_Stated goal_: Write out the items that run from the line containing "Patent image size: (1221, 1097)." through the line containing "The multi-part shield 32 is at (522, 237).", including both of those lines, and reproduce them without any changes.

Records excerpted from a collection:
★ ★ ★ ★ ★ ★ ★

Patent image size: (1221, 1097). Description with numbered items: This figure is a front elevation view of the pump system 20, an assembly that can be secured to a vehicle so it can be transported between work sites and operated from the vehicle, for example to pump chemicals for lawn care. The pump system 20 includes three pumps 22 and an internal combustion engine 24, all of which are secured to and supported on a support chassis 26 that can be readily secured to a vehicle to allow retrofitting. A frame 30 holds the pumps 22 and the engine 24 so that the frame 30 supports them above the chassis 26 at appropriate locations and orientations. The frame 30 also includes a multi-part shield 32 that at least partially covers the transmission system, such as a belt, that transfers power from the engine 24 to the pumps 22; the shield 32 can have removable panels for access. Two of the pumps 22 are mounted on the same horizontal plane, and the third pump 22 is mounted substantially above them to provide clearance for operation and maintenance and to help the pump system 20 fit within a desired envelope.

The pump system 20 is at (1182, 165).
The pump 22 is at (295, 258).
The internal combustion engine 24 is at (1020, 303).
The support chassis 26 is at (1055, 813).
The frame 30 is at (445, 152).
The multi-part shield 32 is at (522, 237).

★ ★ ★ ★ ★ ★ ★

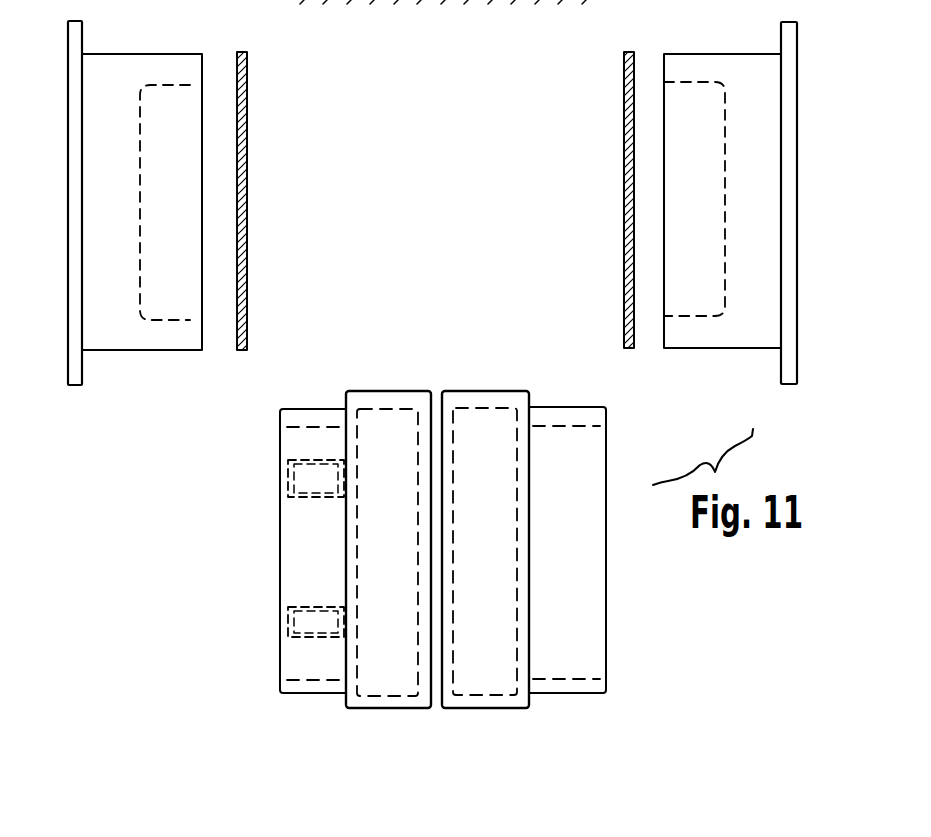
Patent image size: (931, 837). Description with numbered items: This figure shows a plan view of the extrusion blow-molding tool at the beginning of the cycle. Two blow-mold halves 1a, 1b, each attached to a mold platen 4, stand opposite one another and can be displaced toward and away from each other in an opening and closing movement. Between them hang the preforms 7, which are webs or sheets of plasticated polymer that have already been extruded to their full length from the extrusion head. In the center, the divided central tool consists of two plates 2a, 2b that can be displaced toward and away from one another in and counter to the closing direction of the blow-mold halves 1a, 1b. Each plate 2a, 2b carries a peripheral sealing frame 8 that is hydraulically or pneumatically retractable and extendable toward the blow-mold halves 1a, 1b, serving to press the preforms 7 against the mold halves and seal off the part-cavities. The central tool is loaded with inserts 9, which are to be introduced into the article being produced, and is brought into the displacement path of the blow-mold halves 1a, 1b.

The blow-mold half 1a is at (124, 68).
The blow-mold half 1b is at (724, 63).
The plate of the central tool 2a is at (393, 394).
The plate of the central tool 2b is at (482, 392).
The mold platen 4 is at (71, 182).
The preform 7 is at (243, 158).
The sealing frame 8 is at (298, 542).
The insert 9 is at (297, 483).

★ ★ ★ ★ ★ ★ ★

_Task result_:
Patent image size: (1221, 1097). Description with numbered items: This figure is a front elevation view of the pump system 20, an assembly that can be secured to a vehicle so it can be transported between work sites and operated from the vehicle, for example to pump chemicals for lawn care. The pump system 20 includes three pumps 22 and an internal combustion engine 24, all of which are secured to and supported on a support chassis 26 that can be readily secured to a vehicle to allow retrofitting. A frame 30 holds the pumps 22 and the engine 24 so that the frame 30 supports them above the chassis 26 at appropriate locations and orientations. The frame 30 also includes a multi-part shield 32 that at least partially covers the transmission system, such as a belt, that transfers power from the engine 24 to the pumps 22; the shield 32 can have removable panels for access. Two of the pumps 22 are mounted on the same horizontal plane, and the third pump 22 is mounted substantially above them to provide clearance for operation and maintenance and to help the pump system 20 fit within a desired envelope.

The pump system 20 is at (1182, 165).
The pump 22 is at (295, 258).
The internal combustion engine 24 is at (1020, 303).
The support chassis 26 is at (1055, 813).
The frame 30 is at (445, 152).
The multi-part shield 32 is at (522, 237).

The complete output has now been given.